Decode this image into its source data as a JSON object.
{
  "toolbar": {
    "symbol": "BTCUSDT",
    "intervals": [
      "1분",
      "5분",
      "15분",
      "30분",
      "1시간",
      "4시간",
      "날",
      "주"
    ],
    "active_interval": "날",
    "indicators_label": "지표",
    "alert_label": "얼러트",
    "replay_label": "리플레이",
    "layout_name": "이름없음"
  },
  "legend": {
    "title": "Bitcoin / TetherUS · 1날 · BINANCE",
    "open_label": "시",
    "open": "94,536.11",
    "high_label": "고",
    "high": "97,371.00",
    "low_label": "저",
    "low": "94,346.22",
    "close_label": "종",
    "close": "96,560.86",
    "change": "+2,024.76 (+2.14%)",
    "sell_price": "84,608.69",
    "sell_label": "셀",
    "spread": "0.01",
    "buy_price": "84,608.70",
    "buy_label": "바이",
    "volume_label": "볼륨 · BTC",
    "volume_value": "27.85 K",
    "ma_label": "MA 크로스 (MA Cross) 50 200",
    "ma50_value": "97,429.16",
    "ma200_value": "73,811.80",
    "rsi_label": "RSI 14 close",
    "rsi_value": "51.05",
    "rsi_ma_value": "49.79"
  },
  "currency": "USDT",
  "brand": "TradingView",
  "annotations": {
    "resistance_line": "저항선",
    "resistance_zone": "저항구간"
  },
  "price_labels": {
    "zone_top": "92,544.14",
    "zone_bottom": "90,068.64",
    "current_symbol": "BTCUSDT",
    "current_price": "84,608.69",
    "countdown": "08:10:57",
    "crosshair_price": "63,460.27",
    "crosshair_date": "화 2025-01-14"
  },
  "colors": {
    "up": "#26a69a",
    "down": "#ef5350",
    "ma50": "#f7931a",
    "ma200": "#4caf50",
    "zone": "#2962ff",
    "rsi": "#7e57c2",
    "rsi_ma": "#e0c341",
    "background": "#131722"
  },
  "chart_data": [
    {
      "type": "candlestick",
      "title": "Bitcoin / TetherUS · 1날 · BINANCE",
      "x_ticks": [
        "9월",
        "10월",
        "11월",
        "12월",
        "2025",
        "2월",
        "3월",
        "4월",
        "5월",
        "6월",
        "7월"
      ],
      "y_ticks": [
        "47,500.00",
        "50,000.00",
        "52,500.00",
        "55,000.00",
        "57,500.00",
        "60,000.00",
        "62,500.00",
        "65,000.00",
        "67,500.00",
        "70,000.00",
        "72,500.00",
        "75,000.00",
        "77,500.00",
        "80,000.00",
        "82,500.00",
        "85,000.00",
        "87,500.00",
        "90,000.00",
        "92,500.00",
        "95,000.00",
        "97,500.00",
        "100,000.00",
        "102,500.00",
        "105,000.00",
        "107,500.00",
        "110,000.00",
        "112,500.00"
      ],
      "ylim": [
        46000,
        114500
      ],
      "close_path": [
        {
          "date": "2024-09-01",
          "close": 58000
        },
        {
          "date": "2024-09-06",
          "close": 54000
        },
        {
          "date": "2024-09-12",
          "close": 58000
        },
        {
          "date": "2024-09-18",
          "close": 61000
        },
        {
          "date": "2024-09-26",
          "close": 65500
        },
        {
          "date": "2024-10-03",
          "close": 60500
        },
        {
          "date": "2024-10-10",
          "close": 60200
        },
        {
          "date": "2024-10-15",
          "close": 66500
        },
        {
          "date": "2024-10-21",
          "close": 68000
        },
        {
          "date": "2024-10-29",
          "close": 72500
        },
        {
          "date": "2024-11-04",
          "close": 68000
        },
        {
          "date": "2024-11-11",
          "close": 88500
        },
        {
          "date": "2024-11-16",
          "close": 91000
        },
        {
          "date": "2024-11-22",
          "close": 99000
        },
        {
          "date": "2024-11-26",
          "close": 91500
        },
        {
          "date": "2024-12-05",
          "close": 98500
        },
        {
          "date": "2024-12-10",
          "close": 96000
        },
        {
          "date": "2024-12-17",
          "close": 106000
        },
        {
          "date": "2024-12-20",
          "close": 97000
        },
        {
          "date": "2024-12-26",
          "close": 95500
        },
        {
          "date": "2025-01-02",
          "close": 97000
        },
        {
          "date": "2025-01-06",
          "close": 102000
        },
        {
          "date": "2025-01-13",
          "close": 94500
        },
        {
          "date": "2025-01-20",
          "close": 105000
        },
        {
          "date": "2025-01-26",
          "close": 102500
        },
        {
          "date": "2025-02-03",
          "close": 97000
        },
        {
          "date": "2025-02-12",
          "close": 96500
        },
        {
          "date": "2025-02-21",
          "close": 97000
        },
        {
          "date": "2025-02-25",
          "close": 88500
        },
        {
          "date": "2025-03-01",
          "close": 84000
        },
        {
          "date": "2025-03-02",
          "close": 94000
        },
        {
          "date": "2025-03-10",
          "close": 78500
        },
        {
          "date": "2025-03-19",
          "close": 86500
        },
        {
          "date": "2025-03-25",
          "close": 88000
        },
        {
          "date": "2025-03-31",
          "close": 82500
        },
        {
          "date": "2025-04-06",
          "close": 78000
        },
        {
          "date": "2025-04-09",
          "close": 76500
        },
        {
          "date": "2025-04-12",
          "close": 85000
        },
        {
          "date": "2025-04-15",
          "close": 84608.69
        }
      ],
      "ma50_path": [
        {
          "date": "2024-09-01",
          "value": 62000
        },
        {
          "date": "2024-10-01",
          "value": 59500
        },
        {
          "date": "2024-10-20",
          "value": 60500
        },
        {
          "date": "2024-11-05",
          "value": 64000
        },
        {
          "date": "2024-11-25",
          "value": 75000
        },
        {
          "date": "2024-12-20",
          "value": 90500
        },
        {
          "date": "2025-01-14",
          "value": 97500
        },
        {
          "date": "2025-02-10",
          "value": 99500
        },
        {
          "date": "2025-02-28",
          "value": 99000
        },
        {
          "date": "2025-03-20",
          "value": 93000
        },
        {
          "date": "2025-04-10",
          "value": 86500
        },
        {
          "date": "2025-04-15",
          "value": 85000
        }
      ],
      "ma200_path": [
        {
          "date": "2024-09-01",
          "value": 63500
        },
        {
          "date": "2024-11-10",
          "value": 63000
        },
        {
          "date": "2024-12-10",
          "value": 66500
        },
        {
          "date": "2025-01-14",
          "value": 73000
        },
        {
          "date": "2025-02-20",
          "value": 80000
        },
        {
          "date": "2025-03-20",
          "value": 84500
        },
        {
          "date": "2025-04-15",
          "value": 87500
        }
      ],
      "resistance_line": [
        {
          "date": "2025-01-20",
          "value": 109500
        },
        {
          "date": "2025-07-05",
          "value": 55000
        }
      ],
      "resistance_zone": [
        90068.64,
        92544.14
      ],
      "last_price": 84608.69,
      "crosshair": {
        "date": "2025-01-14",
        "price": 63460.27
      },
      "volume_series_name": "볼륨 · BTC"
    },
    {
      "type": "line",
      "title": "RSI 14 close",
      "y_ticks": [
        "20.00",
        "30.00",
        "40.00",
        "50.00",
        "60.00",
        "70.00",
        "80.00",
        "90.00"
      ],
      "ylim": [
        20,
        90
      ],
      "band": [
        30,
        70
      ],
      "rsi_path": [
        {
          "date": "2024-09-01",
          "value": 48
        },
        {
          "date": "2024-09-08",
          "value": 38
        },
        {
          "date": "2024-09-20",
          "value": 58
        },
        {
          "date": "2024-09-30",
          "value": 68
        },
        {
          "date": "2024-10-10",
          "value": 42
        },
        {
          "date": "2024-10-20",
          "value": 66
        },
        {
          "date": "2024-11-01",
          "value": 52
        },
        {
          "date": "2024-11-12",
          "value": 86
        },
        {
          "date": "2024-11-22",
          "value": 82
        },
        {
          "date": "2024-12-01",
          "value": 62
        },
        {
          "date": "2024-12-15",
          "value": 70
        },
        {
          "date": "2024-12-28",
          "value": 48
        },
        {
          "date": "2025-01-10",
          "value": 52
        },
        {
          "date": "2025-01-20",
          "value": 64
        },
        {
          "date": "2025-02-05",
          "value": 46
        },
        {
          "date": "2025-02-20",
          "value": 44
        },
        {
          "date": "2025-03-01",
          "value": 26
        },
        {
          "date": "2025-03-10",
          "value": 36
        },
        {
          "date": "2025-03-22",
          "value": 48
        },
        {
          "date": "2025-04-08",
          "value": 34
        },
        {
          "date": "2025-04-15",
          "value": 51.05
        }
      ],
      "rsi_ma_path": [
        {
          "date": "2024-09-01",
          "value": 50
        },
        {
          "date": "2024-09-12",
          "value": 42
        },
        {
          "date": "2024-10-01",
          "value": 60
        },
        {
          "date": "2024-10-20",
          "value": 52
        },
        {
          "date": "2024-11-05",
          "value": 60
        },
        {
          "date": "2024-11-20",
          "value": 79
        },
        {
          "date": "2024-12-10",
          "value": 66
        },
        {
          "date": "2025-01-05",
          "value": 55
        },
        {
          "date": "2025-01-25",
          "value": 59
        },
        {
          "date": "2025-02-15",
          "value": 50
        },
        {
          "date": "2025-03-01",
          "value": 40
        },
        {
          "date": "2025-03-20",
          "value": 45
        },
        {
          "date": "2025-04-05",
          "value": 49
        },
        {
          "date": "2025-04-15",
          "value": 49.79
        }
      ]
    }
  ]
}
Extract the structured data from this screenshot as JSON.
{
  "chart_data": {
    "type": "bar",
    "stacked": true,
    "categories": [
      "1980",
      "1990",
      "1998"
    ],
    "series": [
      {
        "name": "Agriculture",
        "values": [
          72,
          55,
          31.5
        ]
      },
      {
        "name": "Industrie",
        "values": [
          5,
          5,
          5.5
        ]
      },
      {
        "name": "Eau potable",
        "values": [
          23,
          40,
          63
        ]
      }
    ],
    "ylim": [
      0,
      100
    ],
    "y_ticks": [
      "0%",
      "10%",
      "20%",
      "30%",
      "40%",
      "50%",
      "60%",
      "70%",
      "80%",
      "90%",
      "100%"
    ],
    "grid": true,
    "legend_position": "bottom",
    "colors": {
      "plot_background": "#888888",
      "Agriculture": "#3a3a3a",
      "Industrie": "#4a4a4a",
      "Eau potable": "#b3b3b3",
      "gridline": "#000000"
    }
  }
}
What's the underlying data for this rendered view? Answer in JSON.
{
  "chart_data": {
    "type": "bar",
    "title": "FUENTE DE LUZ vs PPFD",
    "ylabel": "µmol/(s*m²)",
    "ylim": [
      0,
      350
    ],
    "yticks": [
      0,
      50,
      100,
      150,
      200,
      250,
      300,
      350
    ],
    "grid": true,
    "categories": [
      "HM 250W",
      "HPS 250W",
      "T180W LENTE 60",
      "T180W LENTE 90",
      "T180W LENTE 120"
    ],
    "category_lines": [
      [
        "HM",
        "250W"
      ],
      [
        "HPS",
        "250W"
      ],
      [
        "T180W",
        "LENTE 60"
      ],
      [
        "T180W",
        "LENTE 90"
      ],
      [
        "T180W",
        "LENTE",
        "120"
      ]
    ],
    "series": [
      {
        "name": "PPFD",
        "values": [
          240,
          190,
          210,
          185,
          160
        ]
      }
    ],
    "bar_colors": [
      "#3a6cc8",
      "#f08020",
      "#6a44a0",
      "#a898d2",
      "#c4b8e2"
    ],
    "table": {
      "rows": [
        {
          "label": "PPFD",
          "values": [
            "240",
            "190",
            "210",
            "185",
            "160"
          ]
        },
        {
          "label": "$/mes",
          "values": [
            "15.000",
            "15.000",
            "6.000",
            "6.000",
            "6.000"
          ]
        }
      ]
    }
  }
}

^^^^

The problem >> List each line holding the string "Bitcoin".

Exercise solution >>
    "title": "Bitcoin / TetherUS · 1날 · BINANCE",
      "title": "Bitcoin / TetherUS · 1날 · BINANCE",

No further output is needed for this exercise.